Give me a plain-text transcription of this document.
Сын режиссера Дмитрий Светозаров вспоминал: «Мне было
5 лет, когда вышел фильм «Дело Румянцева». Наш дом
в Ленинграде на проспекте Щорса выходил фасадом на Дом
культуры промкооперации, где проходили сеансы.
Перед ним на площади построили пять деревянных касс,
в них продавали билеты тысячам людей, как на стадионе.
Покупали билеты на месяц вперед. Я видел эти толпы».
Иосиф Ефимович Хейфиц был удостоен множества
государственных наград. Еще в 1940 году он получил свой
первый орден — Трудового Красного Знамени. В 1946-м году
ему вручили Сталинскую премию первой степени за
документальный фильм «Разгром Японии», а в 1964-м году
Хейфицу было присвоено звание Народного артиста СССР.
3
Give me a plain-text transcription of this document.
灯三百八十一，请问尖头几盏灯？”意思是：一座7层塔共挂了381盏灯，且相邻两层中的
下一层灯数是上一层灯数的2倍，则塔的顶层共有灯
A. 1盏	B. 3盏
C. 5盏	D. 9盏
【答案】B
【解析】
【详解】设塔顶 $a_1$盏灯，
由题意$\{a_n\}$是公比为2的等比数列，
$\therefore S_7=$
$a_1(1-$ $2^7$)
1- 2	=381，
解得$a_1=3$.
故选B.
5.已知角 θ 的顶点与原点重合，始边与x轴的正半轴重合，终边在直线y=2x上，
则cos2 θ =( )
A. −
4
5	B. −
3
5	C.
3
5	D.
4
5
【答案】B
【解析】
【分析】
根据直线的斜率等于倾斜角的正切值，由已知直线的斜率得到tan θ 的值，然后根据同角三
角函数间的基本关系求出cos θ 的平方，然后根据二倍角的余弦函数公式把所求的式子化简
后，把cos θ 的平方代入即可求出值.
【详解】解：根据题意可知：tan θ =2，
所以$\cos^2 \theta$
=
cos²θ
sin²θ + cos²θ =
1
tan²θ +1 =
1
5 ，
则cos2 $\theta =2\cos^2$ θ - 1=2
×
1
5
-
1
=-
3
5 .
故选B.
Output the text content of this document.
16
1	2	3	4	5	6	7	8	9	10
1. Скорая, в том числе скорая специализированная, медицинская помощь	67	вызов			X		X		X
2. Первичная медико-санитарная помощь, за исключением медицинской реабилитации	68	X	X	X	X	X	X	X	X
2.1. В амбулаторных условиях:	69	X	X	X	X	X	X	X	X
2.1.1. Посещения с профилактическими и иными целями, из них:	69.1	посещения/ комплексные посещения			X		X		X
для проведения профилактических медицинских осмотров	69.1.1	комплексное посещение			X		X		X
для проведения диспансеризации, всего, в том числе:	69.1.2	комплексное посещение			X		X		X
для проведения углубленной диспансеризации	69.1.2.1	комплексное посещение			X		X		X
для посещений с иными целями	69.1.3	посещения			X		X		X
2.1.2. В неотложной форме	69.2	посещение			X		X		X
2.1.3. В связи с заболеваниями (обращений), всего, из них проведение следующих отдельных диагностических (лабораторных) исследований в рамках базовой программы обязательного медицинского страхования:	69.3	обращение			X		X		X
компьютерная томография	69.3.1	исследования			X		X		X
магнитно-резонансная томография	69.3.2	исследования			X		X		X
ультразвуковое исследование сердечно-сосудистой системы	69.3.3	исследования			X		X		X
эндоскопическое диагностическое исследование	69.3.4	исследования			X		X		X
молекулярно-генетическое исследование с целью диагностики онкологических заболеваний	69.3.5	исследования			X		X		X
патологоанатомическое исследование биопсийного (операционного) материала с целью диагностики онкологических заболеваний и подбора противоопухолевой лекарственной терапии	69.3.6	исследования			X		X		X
######
### Aim
Every line containing the string "посещение" must be listed.

### Answer to the problem
для проведения профилактических медицинских осмотров	69.1.1	комплексное посещение			X		X		X
для проведения диспансеризации, всего, в том числе:	69.1.2	комплексное посещение			X		X		X
для проведения углубленной диспансеризации	69.1.2.1	комплексное посещение			X		X		X
2.1.2. В неотложной форме	69.2	посещение			X		X		X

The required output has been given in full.